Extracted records
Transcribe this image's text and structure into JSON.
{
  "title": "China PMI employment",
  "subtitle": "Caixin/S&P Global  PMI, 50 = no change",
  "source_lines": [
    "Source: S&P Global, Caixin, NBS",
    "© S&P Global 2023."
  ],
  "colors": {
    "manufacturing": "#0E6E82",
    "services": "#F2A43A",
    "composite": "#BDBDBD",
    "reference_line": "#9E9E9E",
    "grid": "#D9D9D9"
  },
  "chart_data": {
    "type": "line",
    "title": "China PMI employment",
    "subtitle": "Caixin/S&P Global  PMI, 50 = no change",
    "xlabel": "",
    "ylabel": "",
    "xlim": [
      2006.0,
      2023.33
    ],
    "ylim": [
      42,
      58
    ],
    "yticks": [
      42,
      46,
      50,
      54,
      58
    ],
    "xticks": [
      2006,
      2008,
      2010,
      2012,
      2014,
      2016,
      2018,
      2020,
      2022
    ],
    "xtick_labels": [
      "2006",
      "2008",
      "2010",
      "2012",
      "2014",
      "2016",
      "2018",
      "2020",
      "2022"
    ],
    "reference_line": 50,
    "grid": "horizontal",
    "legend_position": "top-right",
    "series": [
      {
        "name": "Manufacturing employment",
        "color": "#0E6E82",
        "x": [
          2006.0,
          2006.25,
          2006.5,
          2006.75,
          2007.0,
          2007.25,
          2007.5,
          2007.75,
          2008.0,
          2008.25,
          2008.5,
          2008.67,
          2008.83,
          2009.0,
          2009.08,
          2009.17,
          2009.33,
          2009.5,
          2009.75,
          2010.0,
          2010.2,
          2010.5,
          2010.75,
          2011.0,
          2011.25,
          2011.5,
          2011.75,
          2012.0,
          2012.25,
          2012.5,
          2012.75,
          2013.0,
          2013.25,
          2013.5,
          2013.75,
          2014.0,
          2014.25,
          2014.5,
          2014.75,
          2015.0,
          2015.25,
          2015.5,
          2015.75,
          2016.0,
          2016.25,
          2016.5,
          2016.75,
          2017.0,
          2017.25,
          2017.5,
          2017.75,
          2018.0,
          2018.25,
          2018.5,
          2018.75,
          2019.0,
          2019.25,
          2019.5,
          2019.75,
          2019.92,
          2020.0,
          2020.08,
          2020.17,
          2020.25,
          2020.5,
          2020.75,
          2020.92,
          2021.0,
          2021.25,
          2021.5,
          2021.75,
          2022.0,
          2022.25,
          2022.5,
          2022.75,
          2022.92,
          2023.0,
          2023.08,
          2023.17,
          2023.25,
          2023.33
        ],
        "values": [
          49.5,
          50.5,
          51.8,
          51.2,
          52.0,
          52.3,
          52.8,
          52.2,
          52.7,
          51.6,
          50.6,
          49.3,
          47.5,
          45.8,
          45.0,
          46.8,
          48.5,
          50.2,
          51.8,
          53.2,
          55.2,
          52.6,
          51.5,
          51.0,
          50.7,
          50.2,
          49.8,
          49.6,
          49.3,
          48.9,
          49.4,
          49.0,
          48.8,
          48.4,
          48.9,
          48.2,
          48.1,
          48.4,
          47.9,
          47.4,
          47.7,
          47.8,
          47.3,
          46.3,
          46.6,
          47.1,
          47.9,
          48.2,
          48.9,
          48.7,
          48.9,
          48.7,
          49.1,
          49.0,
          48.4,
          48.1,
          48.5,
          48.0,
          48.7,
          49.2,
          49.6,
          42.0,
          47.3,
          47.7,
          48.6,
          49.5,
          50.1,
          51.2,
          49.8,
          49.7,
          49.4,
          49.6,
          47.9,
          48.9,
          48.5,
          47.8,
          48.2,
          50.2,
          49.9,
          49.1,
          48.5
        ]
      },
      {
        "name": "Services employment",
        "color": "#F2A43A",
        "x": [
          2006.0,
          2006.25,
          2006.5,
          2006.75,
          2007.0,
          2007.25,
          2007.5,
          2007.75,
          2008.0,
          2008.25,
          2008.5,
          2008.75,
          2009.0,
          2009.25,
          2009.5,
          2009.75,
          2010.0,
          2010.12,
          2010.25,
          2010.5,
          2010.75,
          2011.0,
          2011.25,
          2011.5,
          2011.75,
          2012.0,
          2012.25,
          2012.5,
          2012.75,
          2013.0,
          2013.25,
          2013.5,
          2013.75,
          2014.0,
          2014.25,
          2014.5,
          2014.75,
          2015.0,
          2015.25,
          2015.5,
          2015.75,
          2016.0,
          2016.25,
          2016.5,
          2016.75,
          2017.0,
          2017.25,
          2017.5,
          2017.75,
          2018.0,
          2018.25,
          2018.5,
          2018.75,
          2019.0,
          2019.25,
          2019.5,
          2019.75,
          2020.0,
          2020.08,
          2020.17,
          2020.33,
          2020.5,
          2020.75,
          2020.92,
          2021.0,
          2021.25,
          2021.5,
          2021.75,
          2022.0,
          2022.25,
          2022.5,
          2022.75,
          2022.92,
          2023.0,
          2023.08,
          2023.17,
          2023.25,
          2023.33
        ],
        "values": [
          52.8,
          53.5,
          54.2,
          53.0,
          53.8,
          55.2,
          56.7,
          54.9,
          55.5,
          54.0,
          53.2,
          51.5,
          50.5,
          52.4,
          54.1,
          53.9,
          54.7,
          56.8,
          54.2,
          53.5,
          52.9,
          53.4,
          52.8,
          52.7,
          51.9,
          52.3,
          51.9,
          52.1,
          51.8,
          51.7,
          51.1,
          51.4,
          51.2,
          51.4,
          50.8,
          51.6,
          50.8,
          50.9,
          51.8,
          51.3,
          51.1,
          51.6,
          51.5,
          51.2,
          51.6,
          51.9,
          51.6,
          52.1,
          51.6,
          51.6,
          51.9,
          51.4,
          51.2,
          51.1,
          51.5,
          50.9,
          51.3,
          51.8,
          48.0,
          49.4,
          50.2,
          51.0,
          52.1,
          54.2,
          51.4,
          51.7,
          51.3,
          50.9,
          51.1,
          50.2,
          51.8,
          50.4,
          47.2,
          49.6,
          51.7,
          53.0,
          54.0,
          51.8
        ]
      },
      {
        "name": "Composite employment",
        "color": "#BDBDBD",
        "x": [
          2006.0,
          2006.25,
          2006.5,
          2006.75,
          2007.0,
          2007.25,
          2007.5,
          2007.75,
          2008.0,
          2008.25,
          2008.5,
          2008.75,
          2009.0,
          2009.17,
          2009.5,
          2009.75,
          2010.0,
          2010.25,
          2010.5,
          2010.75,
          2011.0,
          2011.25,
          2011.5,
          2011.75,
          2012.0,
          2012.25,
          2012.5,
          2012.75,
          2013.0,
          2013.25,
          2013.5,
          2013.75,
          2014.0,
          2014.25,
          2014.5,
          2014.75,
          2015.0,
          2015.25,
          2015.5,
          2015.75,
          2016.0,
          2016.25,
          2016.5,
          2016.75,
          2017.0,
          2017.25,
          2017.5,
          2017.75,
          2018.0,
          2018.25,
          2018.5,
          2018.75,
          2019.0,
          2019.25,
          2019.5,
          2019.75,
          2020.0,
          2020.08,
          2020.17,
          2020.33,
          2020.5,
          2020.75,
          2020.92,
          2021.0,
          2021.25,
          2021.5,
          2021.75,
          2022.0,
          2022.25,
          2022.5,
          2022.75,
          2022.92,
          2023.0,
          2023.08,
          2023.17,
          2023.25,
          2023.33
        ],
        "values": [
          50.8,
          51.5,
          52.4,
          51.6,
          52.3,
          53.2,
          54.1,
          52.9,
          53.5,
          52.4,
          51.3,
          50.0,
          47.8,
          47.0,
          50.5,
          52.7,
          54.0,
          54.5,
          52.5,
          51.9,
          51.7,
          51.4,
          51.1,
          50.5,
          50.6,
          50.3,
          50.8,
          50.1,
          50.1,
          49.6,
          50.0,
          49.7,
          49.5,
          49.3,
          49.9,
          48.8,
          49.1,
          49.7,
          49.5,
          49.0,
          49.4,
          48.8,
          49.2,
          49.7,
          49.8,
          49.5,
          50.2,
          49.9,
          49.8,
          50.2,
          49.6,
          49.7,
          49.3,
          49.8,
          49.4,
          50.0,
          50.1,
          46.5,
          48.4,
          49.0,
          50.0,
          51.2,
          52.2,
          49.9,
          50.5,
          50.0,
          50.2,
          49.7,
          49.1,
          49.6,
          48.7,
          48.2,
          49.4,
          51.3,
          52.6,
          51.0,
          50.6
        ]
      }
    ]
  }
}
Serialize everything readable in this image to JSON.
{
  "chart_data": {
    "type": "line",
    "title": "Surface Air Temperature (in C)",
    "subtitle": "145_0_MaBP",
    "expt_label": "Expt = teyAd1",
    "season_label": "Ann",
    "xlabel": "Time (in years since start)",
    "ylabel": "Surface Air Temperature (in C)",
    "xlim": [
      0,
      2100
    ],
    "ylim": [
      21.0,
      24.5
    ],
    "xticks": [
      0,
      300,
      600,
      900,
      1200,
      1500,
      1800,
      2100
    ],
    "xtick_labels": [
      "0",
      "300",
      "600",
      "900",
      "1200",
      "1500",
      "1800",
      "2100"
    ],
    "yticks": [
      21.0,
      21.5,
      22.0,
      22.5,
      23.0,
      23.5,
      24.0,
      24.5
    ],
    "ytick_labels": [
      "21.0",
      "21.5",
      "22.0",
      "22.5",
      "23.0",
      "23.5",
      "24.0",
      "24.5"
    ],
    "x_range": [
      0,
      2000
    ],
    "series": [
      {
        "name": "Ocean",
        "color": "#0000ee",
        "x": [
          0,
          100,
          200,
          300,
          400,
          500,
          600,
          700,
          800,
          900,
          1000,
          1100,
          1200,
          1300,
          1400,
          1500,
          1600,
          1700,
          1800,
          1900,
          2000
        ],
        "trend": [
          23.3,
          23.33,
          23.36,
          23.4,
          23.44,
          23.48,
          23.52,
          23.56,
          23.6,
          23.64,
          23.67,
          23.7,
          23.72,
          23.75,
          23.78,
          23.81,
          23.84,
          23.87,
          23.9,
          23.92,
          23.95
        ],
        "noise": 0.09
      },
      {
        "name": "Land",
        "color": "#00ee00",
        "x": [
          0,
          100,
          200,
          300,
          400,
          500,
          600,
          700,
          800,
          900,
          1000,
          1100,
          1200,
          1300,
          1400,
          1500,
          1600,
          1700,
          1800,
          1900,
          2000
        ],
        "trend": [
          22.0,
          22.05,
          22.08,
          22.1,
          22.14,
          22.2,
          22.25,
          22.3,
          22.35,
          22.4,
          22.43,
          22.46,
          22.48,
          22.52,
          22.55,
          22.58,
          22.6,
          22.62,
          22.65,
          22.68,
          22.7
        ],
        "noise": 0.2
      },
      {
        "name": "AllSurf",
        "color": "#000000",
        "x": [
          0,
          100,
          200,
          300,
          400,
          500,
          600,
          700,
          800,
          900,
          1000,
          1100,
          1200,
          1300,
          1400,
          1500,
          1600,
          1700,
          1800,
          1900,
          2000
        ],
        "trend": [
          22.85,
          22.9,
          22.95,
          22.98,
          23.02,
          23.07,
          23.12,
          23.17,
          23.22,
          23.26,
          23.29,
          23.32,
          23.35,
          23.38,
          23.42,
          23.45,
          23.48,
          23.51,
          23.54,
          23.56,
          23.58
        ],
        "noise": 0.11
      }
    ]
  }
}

# EXERCISE
Where a line contains the string "Surface", extract that line.

# RESPONSE
    "title": "Surface Air Temperature (in C)",
    "ylabel": "Surface Air Temperature (in C)",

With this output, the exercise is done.